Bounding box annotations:
__________________________________________________

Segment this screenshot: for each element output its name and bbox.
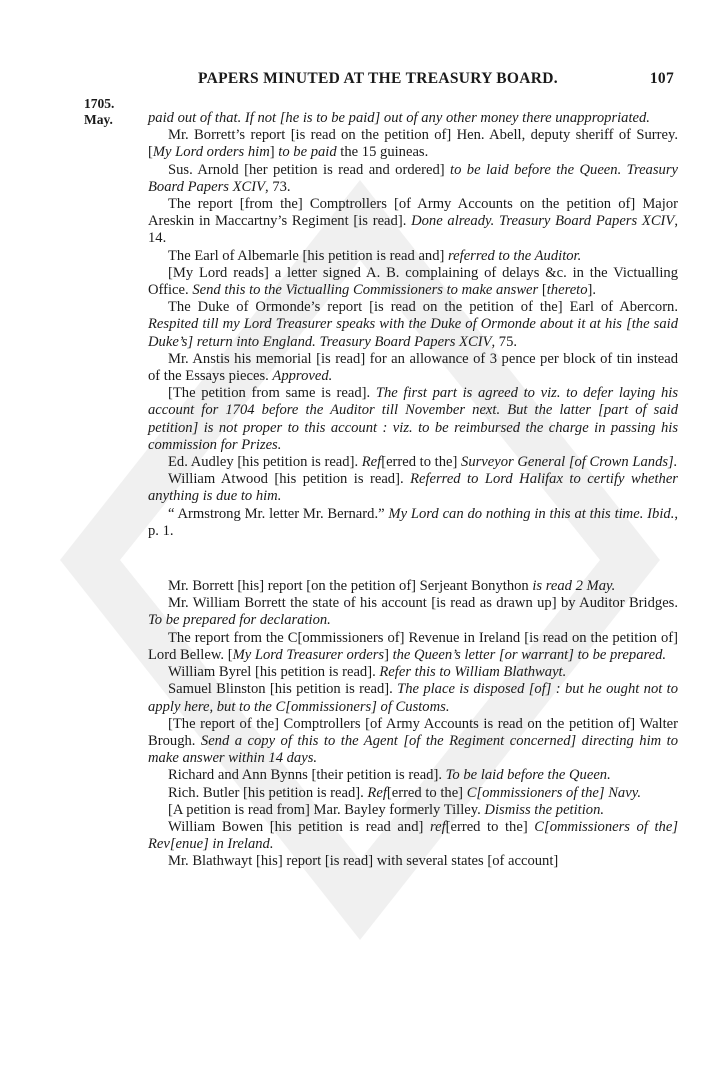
entry-paragraph: Rich. Butler [his petition is read]. Ref[erred to the] C[ommissioners of the] Navy. xyxy=(168,784,642,801)
entry-paragraph: Mr. William Borrett the state of his account [is read as drawn up] by Auditor Bridges. To be prepared for declaration. xyxy=(148,595,678,629)
entry-paragraph: Sus. Arnold [her petition is read and ordered] to be laid before the Queen. Treasury Board Papers XCIV, 73. xyxy=(148,161,678,195)
entry-paragraph: William Bowen [his petition is read and] ref[erred to the] C[ommissioners of the] Rev[enue] in Ireland. xyxy=(148,818,679,853)
entry-paragraph: The Duke of Ormonde’s report [is read on the petition of the] Earl of Abercorn. Respited till my Lord Treasurer speaks with the Duke of Ormonde about it at his [the said Duke’s] return into England. Treasury Board Papers XCIV, 75. xyxy=(148,299,678,350)
section-gap xyxy=(148,540,678,578)
entry-paragraph: paid out of that. If not [he is to be paid] out of any other money there unappropriated. xyxy=(148,110,650,126)
entry-paragraph: Ed. Audley [his petition is read]. Ref[erred to the] Surveyor General [of Crown Lands]. xyxy=(168,454,678,471)
entry-paragraph: [The report of the] Comptrollers [of Army Accounts is read on the petition of] Walter Brough. Send a copy of this to the Agent [of the Regiment concerned] directing him to make answer within 14 days. xyxy=(148,715,678,767)
entry-paragraph: William Atwood [his petition is read]. Referred to Lord Halifax to certify whether anything is due to him. xyxy=(148,471,678,505)
entry-paragraph: Richard and Ann Bynns [their petition is read]. To be laid before the Queen. xyxy=(168,767,611,784)
entry-paragraph: [The petition from same is read]. The first part is agreed to viz. to defer laying his account for 1704 before the Auditor till November next. But the latter [part of said petition] is not proper to this account : viz. to be reimbursed the charge in passing his commission for Prizes. xyxy=(148,385,679,453)
entry-paragraph: The report from the C[ommissioners of] Revenue in Ireland [is read on the petition of] Lord Bellew. [My Lord Treasurer orders] the Queen’s letter [or warrant] to be prepared. xyxy=(148,629,678,663)
entry-paragraph: William Byrel [his petition is read]. Refer this to William Blathwayt. xyxy=(168,664,567,681)
entry-paragraph: Mr. Borrett’s report [is read on the petition of] Hen. Abell, deputy sheriff of Surrey. [My Lord orders him] to be paid the 15 guineas. xyxy=(148,127,678,161)
entry-paragraph: Mr. Blathwayt [his] report [is read] with several states [of account] xyxy=(168,853,559,870)
entry-paragraph: [A petition is read from] Mar. Bayley formerly Tilley. Dismiss the petition. xyxy=(168,801,605,818)
margin-year: 1705. xyxy=(84,96,115,111)
entry-paragraph: Samuel Blinston [his petition is read]. The place is disposed [of] : but he ought not to apply here, but to the C[ommissioners] of Customs. xyxy=(148,681,678,715)
margin-month: May. xyxy=(84,112,113,127)
entry-paragraph: Mr. Borrett [his] report [on the petition of] Serjeant Bonython is read 2 May. xyxy=(168,578,616,595)
entry-paragraph: The report [from the] Comptrollers [of Army Accounts on the petition of] Major Areskin in Maccartny’s Regiment [is read]. Done already. Treasury Board Papers XCIV, 14. xyxy=(148,196,678,247)
entry-paragraph: Mr. Anstis his memorial [is read] for an allowance of 3 pence per block of tin instead of the Essays pieces. Approved. xyxy=(148,350,678,385)
page-number: 107 xyxy=(649,70,674,87)
document-body xyxy=(148,110,678,871)
entry-paragraph: [My Lord reads] a letter signed A. B. complaining of delays &c. in the Victualling Office. Send this to the Victualling Commissioners to make answer [thereto]. xyxy=(148,264,678,299)
entry-paragraph: The Earl of Albemarle [his petition is read and] referred to the Auditor. xyxy=(168,247,582,264)
running-header xyxy=(198,70,674,88)
entry-paragraph: “ Armstrong Mr. letter Mr. Bernard.” My Lord can do nothing in this at this time. Ibid., p. 1. xyxy=(148,505,678,539)
running-title: PAPERS MINUTED AT THE TREASURY BOARD. xyxy=(198,70,558,87)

__________________________________________________

Please write out the items again, beginning with the line that contains "entry-paragraph: Rich. Butler" and continuing through the line that contains "entry-paragraph: paid out", swapping "petition" for "memorial" and leaving everything else unchanged.

Task output:
entry-paragraph: Rich. Butler [his memorial is read]. Ref[erred to the] C[ommissioners of the] Navy. xyxy=(168,784,642,801)
entry-paragraph: Mr. William Borrett the state of his account [is read as drawn up] by Auditor Bridges. To be prepared for declaration. xyxy=(148,595,678,629)
entry-paragraph: Sus. Arnold [her memorial is read and ordered] to be laid before the Queen. Treasury Board Papers XCIV, 73. xyxy=(148,161,678,195)
entry-paragraph: William Bowen [his memorial is read and] ref[erred to the] C[ommissioners of the] Rev[enue] in Ireland. xyxy=(148,818,679,853)
entry-paragraph: The Duke of Ormonde’s report [is read on the memorial of the] Earl of Abercorn. Respited till my Lord Treasurer speaks with the Duke of Ormonde about it at his [the said Duke’s] return into England. Treasury Board Papers XCIV, 75. xyxy=(148,299,678,350)
section-gap xyxy=(148,540,678,578)
entry-paragraph: paid out of that. If not [he is to be paid] out of any other money there unappropriated. xyxy=(148,110,650,126)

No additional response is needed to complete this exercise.